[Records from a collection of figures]

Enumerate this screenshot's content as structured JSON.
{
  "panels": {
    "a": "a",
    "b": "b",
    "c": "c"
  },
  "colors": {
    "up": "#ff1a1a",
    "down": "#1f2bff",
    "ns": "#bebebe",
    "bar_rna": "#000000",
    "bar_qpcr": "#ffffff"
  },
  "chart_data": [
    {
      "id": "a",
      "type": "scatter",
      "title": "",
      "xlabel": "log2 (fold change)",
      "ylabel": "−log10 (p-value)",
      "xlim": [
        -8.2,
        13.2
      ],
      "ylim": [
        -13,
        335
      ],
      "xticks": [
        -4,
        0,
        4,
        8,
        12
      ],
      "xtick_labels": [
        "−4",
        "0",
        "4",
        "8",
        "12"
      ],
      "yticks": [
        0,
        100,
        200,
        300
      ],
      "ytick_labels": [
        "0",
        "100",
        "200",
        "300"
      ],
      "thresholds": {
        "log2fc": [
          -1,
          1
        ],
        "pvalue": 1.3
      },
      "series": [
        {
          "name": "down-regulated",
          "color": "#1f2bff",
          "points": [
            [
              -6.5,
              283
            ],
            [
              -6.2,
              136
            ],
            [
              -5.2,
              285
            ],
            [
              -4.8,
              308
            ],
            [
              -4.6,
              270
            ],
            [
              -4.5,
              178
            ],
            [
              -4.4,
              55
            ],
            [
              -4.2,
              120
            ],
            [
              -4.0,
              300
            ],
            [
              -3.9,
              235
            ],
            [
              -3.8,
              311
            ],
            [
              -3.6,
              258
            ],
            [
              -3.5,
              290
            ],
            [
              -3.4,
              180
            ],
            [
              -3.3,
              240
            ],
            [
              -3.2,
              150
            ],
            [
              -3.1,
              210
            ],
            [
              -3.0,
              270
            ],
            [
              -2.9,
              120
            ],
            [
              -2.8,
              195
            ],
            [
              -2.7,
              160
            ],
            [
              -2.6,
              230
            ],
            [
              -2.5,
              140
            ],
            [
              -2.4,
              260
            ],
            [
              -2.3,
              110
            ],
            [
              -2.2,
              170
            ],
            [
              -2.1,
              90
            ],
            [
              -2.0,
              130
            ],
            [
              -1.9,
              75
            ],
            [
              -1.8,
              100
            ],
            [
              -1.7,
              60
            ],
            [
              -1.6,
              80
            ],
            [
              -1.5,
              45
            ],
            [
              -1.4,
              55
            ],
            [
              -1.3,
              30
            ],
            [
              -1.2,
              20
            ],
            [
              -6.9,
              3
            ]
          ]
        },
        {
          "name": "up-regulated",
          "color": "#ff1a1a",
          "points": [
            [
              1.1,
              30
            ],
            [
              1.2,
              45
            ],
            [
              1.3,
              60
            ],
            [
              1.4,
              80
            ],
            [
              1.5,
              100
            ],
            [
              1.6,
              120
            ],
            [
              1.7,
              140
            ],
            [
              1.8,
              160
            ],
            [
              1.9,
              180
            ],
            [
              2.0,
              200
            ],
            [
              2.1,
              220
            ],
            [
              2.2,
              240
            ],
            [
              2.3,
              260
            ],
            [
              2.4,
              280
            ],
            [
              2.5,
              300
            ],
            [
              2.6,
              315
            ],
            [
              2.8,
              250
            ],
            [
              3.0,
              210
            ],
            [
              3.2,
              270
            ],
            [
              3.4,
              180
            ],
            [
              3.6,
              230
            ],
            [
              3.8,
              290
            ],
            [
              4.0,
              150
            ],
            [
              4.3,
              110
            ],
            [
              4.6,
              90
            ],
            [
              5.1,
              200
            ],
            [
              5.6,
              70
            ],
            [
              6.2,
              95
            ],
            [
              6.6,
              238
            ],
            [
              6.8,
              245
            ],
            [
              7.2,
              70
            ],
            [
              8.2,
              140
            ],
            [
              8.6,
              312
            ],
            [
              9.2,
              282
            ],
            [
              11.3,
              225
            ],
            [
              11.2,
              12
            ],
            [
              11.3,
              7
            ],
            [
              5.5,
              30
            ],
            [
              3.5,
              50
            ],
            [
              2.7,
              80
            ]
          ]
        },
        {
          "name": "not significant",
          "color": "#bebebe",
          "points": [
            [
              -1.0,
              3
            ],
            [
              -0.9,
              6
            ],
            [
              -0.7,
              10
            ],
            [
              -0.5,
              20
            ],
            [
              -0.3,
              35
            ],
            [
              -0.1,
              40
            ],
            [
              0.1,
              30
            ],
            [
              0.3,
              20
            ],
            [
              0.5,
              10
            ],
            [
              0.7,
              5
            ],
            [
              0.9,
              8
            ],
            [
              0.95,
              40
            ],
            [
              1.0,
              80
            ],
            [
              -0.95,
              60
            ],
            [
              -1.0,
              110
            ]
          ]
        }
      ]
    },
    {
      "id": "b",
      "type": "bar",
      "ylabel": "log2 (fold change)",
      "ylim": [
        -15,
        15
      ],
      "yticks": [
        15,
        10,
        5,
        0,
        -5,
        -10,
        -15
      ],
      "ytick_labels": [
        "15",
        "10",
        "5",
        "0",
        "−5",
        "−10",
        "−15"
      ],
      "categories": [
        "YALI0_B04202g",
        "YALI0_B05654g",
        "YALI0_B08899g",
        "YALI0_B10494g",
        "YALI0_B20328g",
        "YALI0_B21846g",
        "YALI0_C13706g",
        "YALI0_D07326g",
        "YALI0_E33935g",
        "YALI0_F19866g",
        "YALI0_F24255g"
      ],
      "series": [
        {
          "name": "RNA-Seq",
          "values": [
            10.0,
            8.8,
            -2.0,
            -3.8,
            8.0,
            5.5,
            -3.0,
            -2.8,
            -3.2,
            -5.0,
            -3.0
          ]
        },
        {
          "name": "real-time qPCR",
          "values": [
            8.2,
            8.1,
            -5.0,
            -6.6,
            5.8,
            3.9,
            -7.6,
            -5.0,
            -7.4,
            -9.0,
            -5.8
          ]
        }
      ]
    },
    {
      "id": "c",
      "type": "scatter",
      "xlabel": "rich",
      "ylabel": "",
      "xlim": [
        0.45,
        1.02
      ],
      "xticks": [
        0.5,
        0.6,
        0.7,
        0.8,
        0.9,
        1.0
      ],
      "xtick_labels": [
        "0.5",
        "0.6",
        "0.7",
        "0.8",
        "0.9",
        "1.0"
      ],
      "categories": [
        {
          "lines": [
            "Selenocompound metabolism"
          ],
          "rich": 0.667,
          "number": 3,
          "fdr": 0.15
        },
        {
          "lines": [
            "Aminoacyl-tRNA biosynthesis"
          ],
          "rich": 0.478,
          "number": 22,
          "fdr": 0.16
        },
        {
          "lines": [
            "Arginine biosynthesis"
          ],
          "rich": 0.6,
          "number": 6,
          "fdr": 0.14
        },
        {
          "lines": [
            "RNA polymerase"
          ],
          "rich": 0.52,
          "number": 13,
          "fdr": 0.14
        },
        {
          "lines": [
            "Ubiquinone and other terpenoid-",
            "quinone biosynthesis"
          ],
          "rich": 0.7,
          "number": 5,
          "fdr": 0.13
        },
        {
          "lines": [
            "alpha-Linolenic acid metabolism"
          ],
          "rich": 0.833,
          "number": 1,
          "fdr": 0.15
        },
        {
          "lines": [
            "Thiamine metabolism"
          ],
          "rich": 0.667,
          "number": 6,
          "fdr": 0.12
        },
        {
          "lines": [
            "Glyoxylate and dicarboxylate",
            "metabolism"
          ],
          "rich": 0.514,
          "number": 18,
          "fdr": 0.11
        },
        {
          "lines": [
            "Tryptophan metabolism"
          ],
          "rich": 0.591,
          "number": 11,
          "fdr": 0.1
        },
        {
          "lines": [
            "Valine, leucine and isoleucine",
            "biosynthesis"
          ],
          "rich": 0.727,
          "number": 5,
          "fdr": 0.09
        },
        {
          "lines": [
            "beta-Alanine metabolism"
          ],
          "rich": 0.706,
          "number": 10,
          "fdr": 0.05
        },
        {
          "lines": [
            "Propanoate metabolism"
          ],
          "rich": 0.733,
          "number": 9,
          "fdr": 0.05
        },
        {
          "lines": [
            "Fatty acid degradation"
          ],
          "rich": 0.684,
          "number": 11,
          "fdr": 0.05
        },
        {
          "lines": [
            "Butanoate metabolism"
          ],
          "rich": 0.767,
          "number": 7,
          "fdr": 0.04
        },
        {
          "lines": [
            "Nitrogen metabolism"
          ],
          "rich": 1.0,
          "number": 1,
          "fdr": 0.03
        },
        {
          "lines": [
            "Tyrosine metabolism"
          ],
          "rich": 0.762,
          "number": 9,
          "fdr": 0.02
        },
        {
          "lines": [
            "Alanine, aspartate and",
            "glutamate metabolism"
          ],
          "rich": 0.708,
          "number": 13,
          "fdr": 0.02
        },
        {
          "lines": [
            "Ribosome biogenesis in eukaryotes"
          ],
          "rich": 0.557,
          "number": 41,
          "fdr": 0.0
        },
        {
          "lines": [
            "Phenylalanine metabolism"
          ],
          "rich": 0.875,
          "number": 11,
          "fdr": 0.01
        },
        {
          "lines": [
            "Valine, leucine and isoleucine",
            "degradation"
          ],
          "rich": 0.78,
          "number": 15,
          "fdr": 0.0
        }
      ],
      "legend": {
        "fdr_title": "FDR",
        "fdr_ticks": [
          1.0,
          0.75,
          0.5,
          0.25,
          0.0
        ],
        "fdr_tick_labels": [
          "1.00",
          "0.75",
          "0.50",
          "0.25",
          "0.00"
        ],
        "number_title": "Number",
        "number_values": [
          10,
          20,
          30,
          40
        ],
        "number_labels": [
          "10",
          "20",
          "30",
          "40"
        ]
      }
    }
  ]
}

ACTIVITY
Reproduce each line of the records in which the string "metabolism" appears.

YOUR RESPONSE
            "Selenocompound metabolism"
            "alpha-Linolenic acid metabolism"
            "Thiamine metabolism"
            "metabolism"
            "Tryptophan metabolism"
            "beta-Alanine metabolism"
            "Propanoate metabolism"
            "Butanoate metabolism"
            "Nitrogen metabolism"
            "Tyrosine metabolism"
            "glutamate metabolism"
            "Phenylalanine metabolism"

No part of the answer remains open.